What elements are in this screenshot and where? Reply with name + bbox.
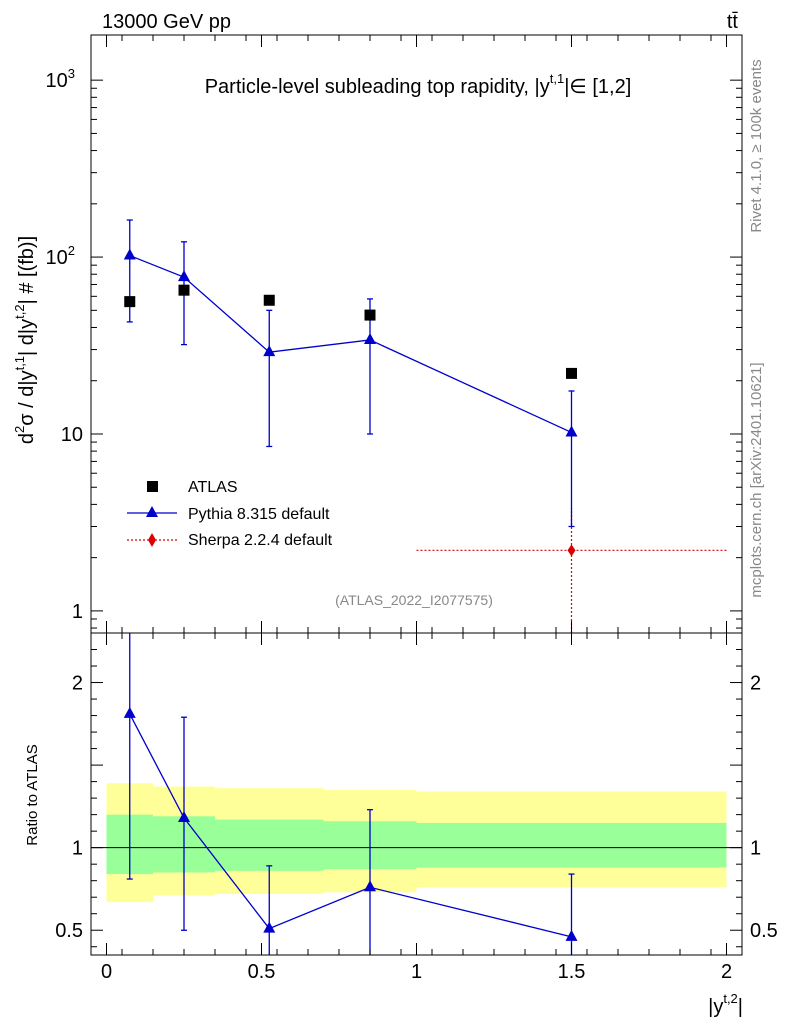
legend-pythia-label: Pythia 8.315 default xyxy=(188,506,330,523)
pythia-point-4 xyxy=(565,425,578,437)
legend-pythia-marker xyxy=(146,506,158,517)
ratio-point-1 xyxy=(178,810,190,822)
pythia-point-3 xyxy=(364,332,376,344)
x-tick-label-3: 1.5 xyxy=(558,961,586,983)
x-tick-label-4: 2 xyxy=(721,961,732,983)
ratio-point-0 xyxy=(123,706,136,718)
ratio-y-axis-label: Ratio to ATLAS xyxy=(24,744,41,845)
ratio-point-2 xyxy=(263,921,276,933)
ratio-plot: 0 0.5 1 1.5 2 0.5 0.5 1 1 2 2 xyxy=(55,632,778,983)
plot-title: Particle-level subleading top rapidity, … xyxy=(205,71,632,98)
ratio-y-tick-label-left-1: 1 xyxy=(72,838,83,860)
legend: ATLAS Pythia 8.315 default Sherpa 2.2.4 … xyxy=(127,479,333,549)
x-tick-label-2: 1 xyxy=(411,961,422,983)
ratio-y-tick-label-right-0: 0.5 xyxy=(750,920,778,942)
y-tick-label-0: 1 xyxy=(72,601,83,623)
stat-uncertainty-band-4 xyxy=(416,822,727,868)
analysis-watermark: (ATLAS_2022_I2077575) xyxy=(335,592,493,608)
ratio-point-4 xyxy=(565,929,578,941)
x-tick-label-1: 0.5 xyxy=(248,961,276,983)
sherpa-point-0 xyxy=(567,544,576,557)
x-tick-label-0: 0 xyxy=(101,961,112,983)
ratio-y-tick-label-left-0: 0.5 xyxy=(55,920,83,942)
atlas-point-2 xyxy=(263,294,275,306)
rivet-version-label: Rivet 4.1.0, ≥ 100k events xyxy=(748,59,765,232)
ratio-y-tick-label-right-1: 1 xyxy=(750,838,761,860)
legend-sherpa-label: Sherpa 2.2.4 default xyxy=(188,532,333,549)
atlas-point-4 xyxy=(566,367,577,379)
ratio-y-tick-label-left-2: 2 xyxy=(72,673,83,695)
y-tick-label-1: 10 xyxy=(61,424,83,446)
process-label: tt̄ xyxy=(727,11,739,33)
pythia-line xyxy=(129,254,572,434)
y-tick-label-3: 103 xyxy=(46,66,75,92)
stat-uncertainty-band-2 xyxy=(215,819,324,871)
x-axis-label: |yt,2| xyxy=(708,991,743,1018)
pythia-point-1 xyxy=(178,270,190,282)
legend-atlas-label: ATLAS xyxy=(188,479,238,496)
y-tick-label-2: 102 xyxy=(46,243,75,269)
pythia-point-2 xyxy=(263,345,276,357)
main-plot: 1 10 102 103 xyxy=(46,34,743,634)
atlas-point-3 xyxy=(364,309,376,321)
energy-label: 13000 GeV pp xyxy=(102,11,231,33)
upper-y-axis-label: d2σ / d|yt,1| d|yt,2| # [(fb)] xyxy=(12,236,38,444)
ratio-point-3 xyxy=(364,880,376,892)
atlas-point-0 xyxy=(124,296,136,308)
pythia-point-0 xyxy=(123,248,136,260)
atlas-point-1 xyxy=(178,284,190,296)
legend-sherpa-marker xyxy=(148,533,156,547)
legend-atlas-marker xyxy=(147,481,158,492)
mcplots-reference-label: mcplots.cern.ch [arXiv:2401.10621] xyxy=(748,362,765,597)
ratio-y-tick-label-right-2: 2 xyxy=(750,673,761,695)
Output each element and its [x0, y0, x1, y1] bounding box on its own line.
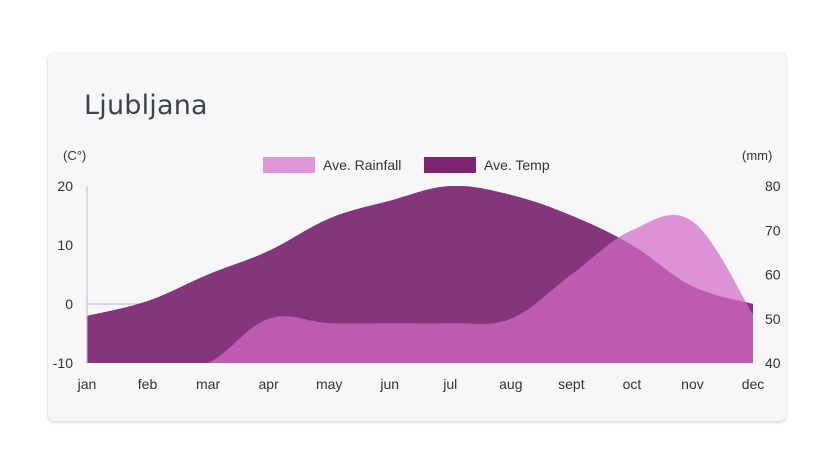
y-left-unit: (C°) — [63, 148, 86, 163]
y-right-tick-label: 60 — [765, 267, 781, 283]
y-right-tick-label: 40 — [765, 355, 781, 371]
x-tick-label: feb — [138, 376, 158, 392]
legend-swatch — [263, 157, 315, 173]
x-tick-label: jul — [442, 376, 457, 392]
legend-label: Ave. Rainfall — [323, 157, 401, 173]
x-tick-label: jun — [379, 376, 399, 392]
x-tick-label: nov — [681, 376, 704, 392]
x-tick-label: aug — [499, 376, 522, 392]
x-tick-label: sept — [558, 376, 585, 392]
x-tick-label: jan — [77, 376, 97, 392]
y-right-tick-label: 50 — [765, 311, 781, 327]
x-tick-label: oct — [623, 376, 642, 392]
legend-label: Ave. Temp — [484, 157, 550, 173]
x-tick-label: dec — [742, 376, 765, 392]
y-right-unit: (mm) — [742, 148, 772, 163]
legend: Ave. Rainfall Ave. Temp — [263, 157, 550, 173]
rainfall-area — [87, 214, 753, 363]
plot-areas — [87, 186, 753, 363]
y-right-tick-label: 80 — [765, 178, 781, 194]
axes: 20 10 0 -10 (C°) 80 70 60 50 40 (mm) jan feb mar apr ma… — [53, 148, 781, 392]
y-right-tick-label: 70 — [765, 222, 781, 238]
y-left-tick-label: 10 — [57, 237, 73, 253]
x-tick-label: may — [316, 376, 342, 392]
x-tick-label: apr — [259, 376, 280, 392]
legend-swatch — [424, 157, 476, 173]
x-tick-label: mar — [196, 376, 220, 392]
y-left-tick-label: -10 — [53, 355, 73, 371]
y-left-tick-label: 0 — [65, 296, 73, 312]
y-left-tick-label: 20 — [57, 178, 73, 194]
chart-title: Ljubljana — [84, 90, 208, 121]
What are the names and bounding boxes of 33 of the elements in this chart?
::::
What is needed >> Copy all of the records above verbatim, line for line, leaving out the pictures.

Problem solution >>
What elements are in this screenshot and where? Reply with name + bbox.
legend-pythia-label: Pythia 8.315 default xyxy=(188,506,330,523)
pythia-point-4 xyxy=(565,425,578,437)
legend-pythia-marker xyxy=(146,506,158,517)
ratio-point-1 xyxy=(178,810,190,822)
pythia-point-3 xyxy=(364,332,376,344)
x-tick-label-3: 1.5 xyxy=(558,961,586,983)
x-tick-label-4: 2 xyxy=(721,961,732,983)
ratio-point-0 xyxy=(123,706,136,718)
ratio-y-axis-label: Ratio to ATLAS xyxy=(24,744,41,845)
ratio-point-2 xyxy=(263,921,276,933)
ratio-plot: 0 0.5 1 1.5 2 0.5 0.5 1 1 2 2 xyxy=(55,632,778,983)
plot-title: Particle-level subleading top rapidity, … xyxy=(205,71,632,98)
ratio-y-tick-label-left-1: 1 xyxy=(72,838,83,860)
legend: ATLAS Pythia 8.315 default Sherpa 2.2.4 … xyxy=(127,479,333,549)
x-tick-label-2: 1 xyxy=(411,961,422,983)
ratio-y-tick-label-right-0: 0.5 xyxy=(750,920,778,942)
y-tick-label-0: 1 xyxy=(72,601,83,623)
stat-uncertainty-band-4 xyxy=(416,822,727,868)
analysis-watermark: (ATLAS_2022_I2077575) xyxy=(335,592,493,608)
ratio-point-4 xyxy=(565,929,578,941)
x-tick-label-1: 0.5 xyxy=(248,961,276,983)
sherpa-point-0 xyxy=(567,544,576,557)
x-tick-label-0: 0 xyxy=(101,961,112,983)
ratio-y-tick-label-left-0: 0.5 xyxy=(55,920,83,942)
atlas-point-2 xyxy=(263,294,275,306)
rivet-version-label: Rivet 4.1.0, ≥ 100k events xyxy=(748,59,765,232)
ratio-y-tick-label-right-1: 1 xyxy=(750,838,761,860)
legend-sherpa-label: Sherpa 2.2.4 default xyxy=(188,532,333,549)
atlas-point-4 xyxy=(566,367,577,379)
ratio-y-tick-label-left-2: 2 xyxy=(72,673,83,695)
y-tick-label-1: 10 xyxy=(61,424,83,446)
process-label: tt̄ xyxy=(727,11,739,33)
pythia-line xyxy=(129,254,572,434)
y-tick-label-3: 103 xyxy=(46,66,75,92)
stat-uncertainty-band-2 xyxy=(215,819,324,871)
x-axis-label: |yt,2| xyxy=(708,991,743,1018)
pythia-point-1 xyxy=(178,270,190,282)
legend-atlas-label: ATLAS xyxy=(188,479,238,496)
y-tick-label-2: 102 xyxy=(46,243,75,269)
pythia-point-2 xyxy=(263,345,276,357)
main-plot: 1 10 102 103 xyxy=(46,34,743,634)
atlas-point-3 xyxy=(364,309,376,321)
energy-label: 13000 GeV pp xyxy=(102,11,231,33)
upper-y-axis-label: d2σ / d|yt,1| d|yt,2| # [(fb)] xyxy=(12,236,38,444)
ratio-point-3 xyxy=(364,880,376,892)
atlas-point-0 xyxy=(124,296,136,308)
pythia-point-0 xyxy=(123,248,136,260)
atlas-point-1 xyxy=(178,284,190,296)
legend-sherpa-marker xyxy=(148,533,156,547)
legend-atlas-marker xyxy=(147,481,158,492)
mcplots-reference-label: mcplots.cern.ch [arXiv:2401.10621] xyxy=(748,362,765,597)
ratio-y-tick-label-right-2: 2 xyxy=(750,673,761,695)
Output each element and its [x0, y0, x1, y1] bounding box on its own line.
y-left-unit: (C°) — [63, 148, 86, 163]
y-right-tick-label: 60 — [765, 267, 781, 283]
y-right-tick-label: 40 — [765, 355, 781, 371]
x-tick-label: feb — [138, 376, 158, 392]
legend-swatch — [263, 157, 315, 173]
x-tick-label: jul — [442, 376, 457, 392]
legend-label: Ave. Rainfall — [323, 157, 401, 173]
x-tick-label: jun — [379, 376, 399, 392]
x-tick-label: nov — [681, 376, 704, 392]
x-tick-label: aug — [499, 376, 522, 392]
x-tick-label: sept — [558, 376, 585, 392]
x-tick-label: jan — [77, 376, 97, 392]
y-right-tick-label: 50 — [765, 311, 781, 327]
x-tick-label: oct — [623, 376, 642, 392]
legend-label: Ave. Temp — [484, 157, 550, 173]
x-tick-label: dec — [742, 376, 765, 392]
y-right-unit: (mm) — [742, 148, 772, 163]
legend: Ave. Rainfall Ave. Temp — [263, 157, 550, 173]
rainfall-area — [87, 214, 753, 363]
plot-areas — [87, 186, 753, 363]
y-right-tick-label: 80 — [765, 178, 781, 194]
axes: 20 10 0 -10 (C°) 80 70 60 50 40 (mm) jan feb mar apr ma… — [53, 148, 781, 392]
y-right-tick-label: 70 — [765, 222, 781, 238]
y-left-tick-label: 10 — [57, 237, 73, 253]
x-tick-label: may — [316, 376, 342, 392]
x-tick-label: apr — [259, 376, 280, 392]
legend-swatch — [424, 157, 476, 173]
x-tick-label: mar — [196, 376, 220, 392]
y-left-tick-label: -10 — [53, 355, 73, 371]
y-left-tick-label: 0 — [65, 296, 73, 312]
y-left-tick-label: 20 — [57, 178, 73, 194]
chart-title: Ljubljana — [84, 90, 208, 121]
What are the names and bounding boxes of 33 of the elements in this chart?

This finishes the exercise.